_What the task asks_
Write every line out verbatim and omit the pictures.

[Stored records]
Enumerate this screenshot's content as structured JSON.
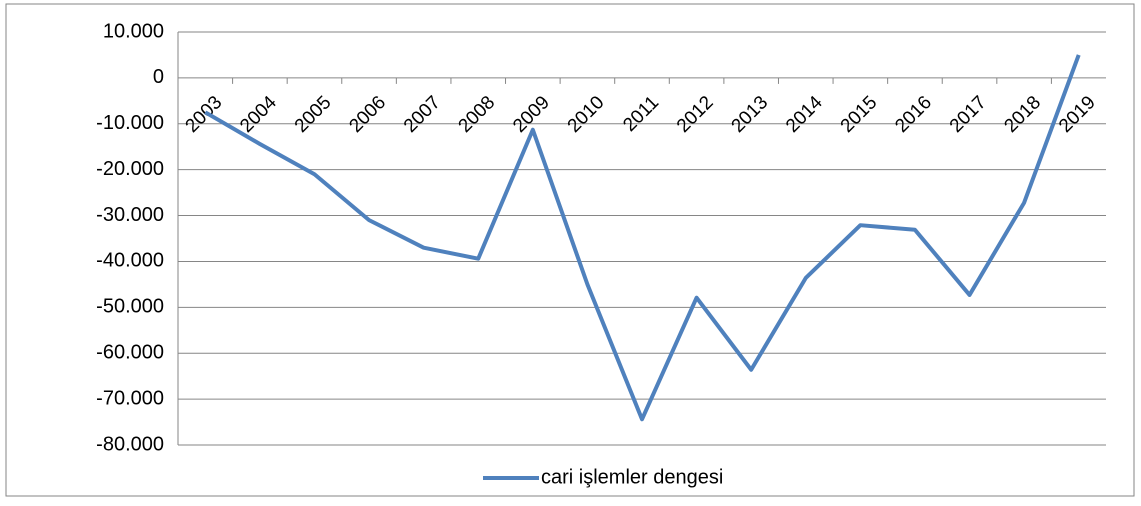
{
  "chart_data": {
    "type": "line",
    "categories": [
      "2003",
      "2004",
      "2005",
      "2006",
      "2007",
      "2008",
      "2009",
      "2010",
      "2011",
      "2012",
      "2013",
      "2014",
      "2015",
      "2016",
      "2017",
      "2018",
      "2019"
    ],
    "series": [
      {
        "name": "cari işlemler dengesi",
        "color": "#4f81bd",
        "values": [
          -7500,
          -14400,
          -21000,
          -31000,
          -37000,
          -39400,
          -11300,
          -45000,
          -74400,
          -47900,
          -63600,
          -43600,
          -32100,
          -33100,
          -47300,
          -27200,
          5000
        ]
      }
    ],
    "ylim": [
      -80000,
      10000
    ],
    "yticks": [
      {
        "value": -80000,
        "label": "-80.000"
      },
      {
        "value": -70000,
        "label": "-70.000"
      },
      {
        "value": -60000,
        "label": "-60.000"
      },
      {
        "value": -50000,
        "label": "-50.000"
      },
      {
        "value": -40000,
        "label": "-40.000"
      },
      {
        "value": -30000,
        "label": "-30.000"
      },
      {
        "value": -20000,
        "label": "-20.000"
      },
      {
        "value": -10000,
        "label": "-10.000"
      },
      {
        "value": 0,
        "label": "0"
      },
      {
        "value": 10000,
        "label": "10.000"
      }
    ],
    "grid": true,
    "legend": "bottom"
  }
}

_Worked answer_
Enumerate this screenshot's content as structured JSON.
{
  "chart_data": {
    "type": "line",
    "categories": [
      "2003",
      "2004",
      "2005",
      "2006",
      "2007",
      "2008",
      "2009",
      "2010",
      "2011",
      "2012",
      "2013",
      "2014",
      "2015",
      "2016",
      "2017",
      "2018",
      "2019"
    ],
    "series": [
      {
        "name": "cari işlemler dengesi",
        "color": "#4f81bd",
        "values": [
          -7500,
          -14400,
          -21000,
          -31000,
          -37000,
          -39400,
          -11300,
          -45000,
          -74400,
          -47900,
          -63600,
          -43600,
          -32100,
          -33100,
          -47300,
          -27200,
          5000
        ]
      }
    ],
    "ylim": [
      -80000,
      10000
    ],
    "yticks": [
      {
        "value": -80000,
        "label": "-80.000"
      },
      {
        "value": -70000,
        "label": "-70.000"
      },
      {
        "value": -60000,
        "label": "-60.000"
      },
      {
        "value": -50000,
        "label": "-50.000"
      },
      {
        "value": -40000,
        "label": "-40.000"
      },
      {
        "value": -30000,
        "label": "-30.000"
      },
      {
        "value": -20000,
        "label": "-20.000"
      },
      {
        "value": -10000,
        "label": "-10.000"
      },
      {
        "value": 0,
        "label": "0"
      },
      {
        "value": 10000,
        "label": "10.000"
      }
    ],
    "grid": true,
    "legend": "bottom"
  }
}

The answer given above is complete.